Do this = What follows is a block of records; reproduce all of it verbatim.

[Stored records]
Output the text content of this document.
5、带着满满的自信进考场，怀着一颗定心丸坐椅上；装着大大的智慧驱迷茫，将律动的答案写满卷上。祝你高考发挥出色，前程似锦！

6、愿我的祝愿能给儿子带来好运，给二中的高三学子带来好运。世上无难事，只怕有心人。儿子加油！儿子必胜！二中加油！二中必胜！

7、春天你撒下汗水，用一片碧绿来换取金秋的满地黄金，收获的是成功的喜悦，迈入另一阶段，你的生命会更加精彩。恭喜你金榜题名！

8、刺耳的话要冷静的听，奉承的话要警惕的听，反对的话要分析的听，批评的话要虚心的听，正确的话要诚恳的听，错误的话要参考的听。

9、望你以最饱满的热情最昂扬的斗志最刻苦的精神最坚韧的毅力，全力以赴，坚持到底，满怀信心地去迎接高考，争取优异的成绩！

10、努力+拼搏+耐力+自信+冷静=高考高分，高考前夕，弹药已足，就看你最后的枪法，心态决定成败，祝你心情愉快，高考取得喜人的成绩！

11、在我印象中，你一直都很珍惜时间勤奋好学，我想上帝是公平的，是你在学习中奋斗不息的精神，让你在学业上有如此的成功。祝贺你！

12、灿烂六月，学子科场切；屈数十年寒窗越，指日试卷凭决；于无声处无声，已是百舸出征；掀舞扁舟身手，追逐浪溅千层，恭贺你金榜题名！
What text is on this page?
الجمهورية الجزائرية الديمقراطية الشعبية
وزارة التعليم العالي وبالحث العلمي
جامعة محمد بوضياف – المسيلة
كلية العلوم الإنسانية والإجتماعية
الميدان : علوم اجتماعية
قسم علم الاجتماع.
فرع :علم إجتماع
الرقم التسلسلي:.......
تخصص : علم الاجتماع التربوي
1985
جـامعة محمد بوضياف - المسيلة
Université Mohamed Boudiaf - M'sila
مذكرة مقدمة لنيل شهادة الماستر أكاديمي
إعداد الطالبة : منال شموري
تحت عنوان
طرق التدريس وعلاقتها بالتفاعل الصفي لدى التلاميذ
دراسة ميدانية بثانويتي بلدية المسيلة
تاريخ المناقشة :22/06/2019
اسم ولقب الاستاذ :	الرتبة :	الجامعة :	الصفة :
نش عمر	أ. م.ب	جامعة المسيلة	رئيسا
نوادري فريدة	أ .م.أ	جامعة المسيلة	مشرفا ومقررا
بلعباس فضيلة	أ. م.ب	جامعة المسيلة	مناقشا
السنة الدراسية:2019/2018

Result of this exercise =
Output the text content of this document.
5、带着满满的自信进考场，怀着一颗定心丸坐椅上；装着大大的智慧驱迷茫，将律动的答案写满卷上。祝你高考发挥出色，前程似锦！

6、愿我的祝愿能给儿子带来好运，给二中的高三学子带来好运。世上无难事，只怕有心人。儿子加油！儿子必胜！二中加油！二中必胜！

7、春天你撒下汗水，用一片碧绿来换取金秋的满地黄金，收获的是成功的喜悦，迈入另一阶段，你的生命会更加精彩。恭喜你金榜题名！

8、刺耳的话要冷静的听，奉承的话要警惕的听，反对的话要分析的听，批评的话要虚心的听，正确的话要诚恳的听，错误的话要参考的听。

9、望你以最饱满的热情最昂扬的斗志最刻苦的精神最坚韧的毅力，全力以赴，坚持到底，满怀信心地去迎接高考，争取优异的成绩！

10、努力+拼搏+耐力+自信+冷静=高考高分，高考前夕，弹药已足，就看你最后的枪法，心态决定成败，祝你心情愉快，高考取得喜人的成绩！

11、在我印象中，你一直都很珍惜时间勤奋好学，我想上帝是公平的，是你在学习中奋斗不息的精神，让你在学业上有如此的成功。祝贺你！

12、灿烂六月，学子科场切；屈数十年寒窗越，指日试卷凭决；于无声处无声，已是百舸出征；掀舞扁舟身手，追逐浪溅千层，恭贺你金榜题名！
What text is on this page?
الجمهورية الجزائرية الديمقراطية الشعبية
وزارة التعليم العالي وبالحث العلمي
جامعة محمد بوضياف – المسيلة
كلية العلوم الإنسانية والإجتماعية
الميدان : علوم اجتماعية
قسم علم الاجتماع.
فرع :علم إجتماع
الرقم التسلسلي:.......
تخصص : علم الاجتماع التربوي
1985
جـامعة محمد بوضياف - المسيلة
Université Mohamed Boudiaf - M'sila
مذكرة مقدمة لنيل شهادة الماستر أكاديمي
إعداد الطالبة : منال شموري
تحت عنوان
طرق التدريس وعلاقتها بالتفاعل الصفي لدى التلاميذ
دراسة ميدانية بثانويتي بلدية المسيلة
تاريخ المناقشة :22/06/2019
اسم ولقب الاستاذ :	الرتبة :	الجامعة :	الصفة :
نش عمر	أ. م.ب	جامعة المسيلة	رئيسا
نوادري فريدة	أ .م.أ	جامعة المسيلة	مشرفا ومقررا
بلعباس فضيلة	أ. م.ب	جامعة المسيلة	مناقشا
السنة الدراسية:2019/2018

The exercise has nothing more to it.